Description of the task:
Print out every record exactly as it appears.

Given entries:
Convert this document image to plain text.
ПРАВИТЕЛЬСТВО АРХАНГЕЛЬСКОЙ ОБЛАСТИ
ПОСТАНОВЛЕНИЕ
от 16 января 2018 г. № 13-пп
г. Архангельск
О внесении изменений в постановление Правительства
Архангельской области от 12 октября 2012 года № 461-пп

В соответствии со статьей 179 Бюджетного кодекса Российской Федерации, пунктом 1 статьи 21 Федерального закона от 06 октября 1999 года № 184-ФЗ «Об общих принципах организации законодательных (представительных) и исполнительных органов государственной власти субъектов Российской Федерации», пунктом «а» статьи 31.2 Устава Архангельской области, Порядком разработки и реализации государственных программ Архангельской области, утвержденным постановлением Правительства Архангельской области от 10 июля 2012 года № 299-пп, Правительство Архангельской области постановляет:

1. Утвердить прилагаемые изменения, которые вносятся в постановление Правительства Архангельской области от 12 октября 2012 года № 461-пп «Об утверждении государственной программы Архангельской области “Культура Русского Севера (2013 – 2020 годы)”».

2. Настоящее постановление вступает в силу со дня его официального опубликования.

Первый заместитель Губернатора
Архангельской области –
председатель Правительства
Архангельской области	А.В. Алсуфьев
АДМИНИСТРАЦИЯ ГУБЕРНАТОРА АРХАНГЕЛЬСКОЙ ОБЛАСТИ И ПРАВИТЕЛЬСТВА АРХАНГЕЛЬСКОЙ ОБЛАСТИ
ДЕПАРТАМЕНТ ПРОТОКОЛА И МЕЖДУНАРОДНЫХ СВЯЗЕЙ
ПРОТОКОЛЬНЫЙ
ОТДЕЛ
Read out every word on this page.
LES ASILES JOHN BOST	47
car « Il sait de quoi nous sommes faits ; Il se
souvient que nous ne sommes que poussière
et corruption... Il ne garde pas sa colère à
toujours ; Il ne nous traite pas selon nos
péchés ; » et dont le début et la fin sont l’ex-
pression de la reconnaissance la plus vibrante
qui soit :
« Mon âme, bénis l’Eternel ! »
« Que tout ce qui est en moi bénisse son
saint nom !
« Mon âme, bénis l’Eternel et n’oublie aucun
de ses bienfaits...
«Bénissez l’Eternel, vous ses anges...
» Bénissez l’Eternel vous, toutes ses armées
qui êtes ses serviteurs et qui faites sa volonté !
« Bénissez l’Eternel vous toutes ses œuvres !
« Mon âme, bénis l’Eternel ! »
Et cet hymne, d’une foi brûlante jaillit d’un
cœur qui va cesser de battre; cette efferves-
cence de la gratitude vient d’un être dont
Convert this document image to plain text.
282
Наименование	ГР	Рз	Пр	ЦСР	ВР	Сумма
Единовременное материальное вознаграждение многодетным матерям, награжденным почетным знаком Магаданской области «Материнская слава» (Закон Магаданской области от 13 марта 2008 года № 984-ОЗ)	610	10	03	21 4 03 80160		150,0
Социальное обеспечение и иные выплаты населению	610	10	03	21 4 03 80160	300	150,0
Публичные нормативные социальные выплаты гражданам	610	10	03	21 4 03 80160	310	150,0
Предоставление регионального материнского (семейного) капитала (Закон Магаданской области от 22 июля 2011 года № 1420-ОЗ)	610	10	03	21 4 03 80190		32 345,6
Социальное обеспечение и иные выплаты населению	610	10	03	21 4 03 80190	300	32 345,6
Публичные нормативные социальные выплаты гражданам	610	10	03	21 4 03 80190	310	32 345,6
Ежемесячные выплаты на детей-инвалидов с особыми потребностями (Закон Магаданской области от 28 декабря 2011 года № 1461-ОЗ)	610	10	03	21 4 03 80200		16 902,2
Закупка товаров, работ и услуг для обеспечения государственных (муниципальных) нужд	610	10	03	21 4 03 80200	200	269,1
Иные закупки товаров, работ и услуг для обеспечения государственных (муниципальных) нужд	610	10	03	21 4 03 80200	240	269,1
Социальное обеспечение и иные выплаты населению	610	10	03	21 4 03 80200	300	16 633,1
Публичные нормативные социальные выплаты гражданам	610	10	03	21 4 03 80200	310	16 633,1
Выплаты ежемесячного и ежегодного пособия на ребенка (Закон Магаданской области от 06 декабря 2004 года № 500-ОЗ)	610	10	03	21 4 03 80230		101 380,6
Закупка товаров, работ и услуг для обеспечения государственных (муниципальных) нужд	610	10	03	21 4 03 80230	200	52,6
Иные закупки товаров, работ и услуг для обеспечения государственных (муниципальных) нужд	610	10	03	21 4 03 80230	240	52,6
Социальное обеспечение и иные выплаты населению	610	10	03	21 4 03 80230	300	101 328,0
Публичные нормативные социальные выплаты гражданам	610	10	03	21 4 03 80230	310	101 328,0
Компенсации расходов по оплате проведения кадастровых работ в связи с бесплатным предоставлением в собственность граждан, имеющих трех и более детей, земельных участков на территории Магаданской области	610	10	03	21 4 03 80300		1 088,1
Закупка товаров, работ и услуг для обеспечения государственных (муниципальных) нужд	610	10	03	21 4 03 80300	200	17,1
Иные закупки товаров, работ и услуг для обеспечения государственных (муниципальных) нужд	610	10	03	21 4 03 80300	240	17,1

Output of the task:
Convert this document image to plain text.
ПРАВИТЕЛЬСТВО АРХАНГЕЛЬСКОЙ ОБЛАСТИ
ПОСТАНОВЛЕНИЕ
от 16 января 2018 г. № 13-пп
г. Архангельск
О внесении изменений в постановление Правительства
Архангельской области от 12 октября 2012 года № 461-пп

В соответствии со статьей 179 Бюджетного кодекса Российской Федерации, пунктом 1 статьи 21 Федерального закона от 06 октября 1999 года № 184-ФЗ «Об общих принципах организации законодательных (представительных) и исполнительных органов государственной власти субъектов Российской Федерации», пунктом «а» статьи 31.2 Устава Архангельской области, Порядком разработки и реализации государственных программ Архангельской области, утвержденным постановлением Правительства Архангельской области от 10 июля 2012 года № 299-пп, Правительство Архангельской области постановляет:

1. Утвердить прилагаемые изменения, которые вносятся в постановление Правительства Архангельской области от 12 октября 2012 года № 461-пп «Об утверждении государственной программы Архангельской области “Культура Русского Севера (2013 – 2020 годы)”».

2. Настоящее постановление вступает в силу со дня его официального опубликования.

Первый заместитель Губернатора
Архангельской области –
председатель Правительства
Архангельской области	А.В. Алсуфьев
АДМИНИСТРАЦИЯ ГУБЕРНАТОРА АРХАНГЕЛЬСКОЙ ОБЛАСТИ И ПРАВИТЕЛЬСТВА АРХАНГЕЛЬСКОЙ ОБЛАСТИ
ДЕПАРТАМЕНТ ПРОТОКОЛА И МЕЖДУНАРОДНЫХ СВЯЗЕЙ
ПРОТОКОЛЬНЫЙ
ОТДЕЛ
Read out every word on this page.
LES ASILES JOHN BOST	47
car « Il sait de quoi nous sommes faits ; Il se
souvient que nous ne sommes que poussière
et corruption... Il ne garde pas sa colère à
toujours ; Il ne nous traite pas selon nos
péchés ; » et dont le début et la fin sont l’ex-
pression de la reconnaissance la plus vibrante
qui soit :
« Mon âme, bénis l’Eternel ! »
« Que tout ce qui est en moi bénisse son
saint nom !
« Mon âme, bénis l’Eternel et n’oublie aucun
de ses bienfaits...
«Bénissez l’Eternel, vous ses anges...
» Bénissez l’Eternel vous, toutes ses armées
qui êtes ses serviteurs et qui faites sa volonté !
« Bénissez l’Eternel vous toutes ses œuvres !
« Mon âme, bénis l’Eternel ! »
Et cet hymne, d’une foi brûlante jaillit d’un
cœur qui va cesser de battre; cette efferves-
cence de la gratitude vient d’un être dont
Convert this document image to plain text.
282
Наименование	ГР	Рз	Пр	ЦСР	ВР	Сумма
Единовременное материальное вознаграждение многодетным матерям, награжденным почетным знаком Магаданской области «Материнская слава» (Закон Магаданской области от 13 марта 2008 года № 984-ОЗ)	610	10	03	21 4 03 80160		150,0
Социальное обеспечение и иные выплаты населению	610	10	03	21 4 03 80160	300	150,0
Публичные нормативные социальные выплаты гражданам	610	10	03	21 4 03 80160	310	150,0
Предоставление регионального материнского (семейного) капитала (Закон Магаданской области от 22 июля 2011 года № 1420-ОЗ)	610	10	03	21 4 03 80190		32 345,6
Социальное обеспечение и иные выплаты населению	610	10	03	21 4 03 80190	300	32 345,6
Публичные нормативные социальные выплаты гражданам	610	10	03	21 4 03 80190	310	32 345,6
Ежемесячные выплаты на детей-инвалидов с особыми потребностями (Закон Магаданской области от 28 декабря 2011 года № 1461-ОЗ)	610	10	03	21 4 03 80200		16 902,2
Закупка товаров, работ и услуг для обеспечения государственных (муниципальных) нужд	610	10	03	21 4 03 80200	200	269,1
Иные закупки товаров, работ и услуг для обеспечения государственных (муниципальных) нужд	610	10	03	21 4 03 80200	240	269,1
Социальное обеспечение и иные выплаты населению	610	10	03	21 4 03 80200	300	16 633,1
Публичные нормативные социальные выплаты гражданам	610	10	03	21 4 03 80200	310	16 633,1
Выплаты ежемесячного и ежегодного пособия на ребенка (Закон Магаданской области от 06 декабря 2004 года № 500-ОЗ)	610	10	03	21 4 03 80230		101 380,6
Закупка товаров, работ и услуг для обеспечения государственных (муниципальных) нужд	610	10	03	21 4 03 80230	200	52,6
Иные закупки товаров, работ и услуг для обеспечения государственных (муниципальных) нужд	610	10	03	21 4 03 80230	240	52,6
Социальное обеспечение и иные выплаты населению	610	10	03	21 4 03 80230	300	101 328,0
Публичные нормативные социальные выплаты гражданам	610	10	03	21 4 03 80230	310	101 328,0
Компенсации расходов по оплате проведения кадастровых работ в связи с бесплатным предоставлением в собственность граждан, имеющих трех и более детей, земельных участков на территории Магаданской области	610	10	03	21 4 03 80300		1 088,1
Закупка товаров, работ и услуг для обеспечения государственных (муниципальных) нужд	610	10	03	21 4 03 80300	200	17,1
Иные закупки товаров, работ и услуг для обеспечения государственных (муниципальных) нужд	610	10	03	21 4 03 80300	240	17,1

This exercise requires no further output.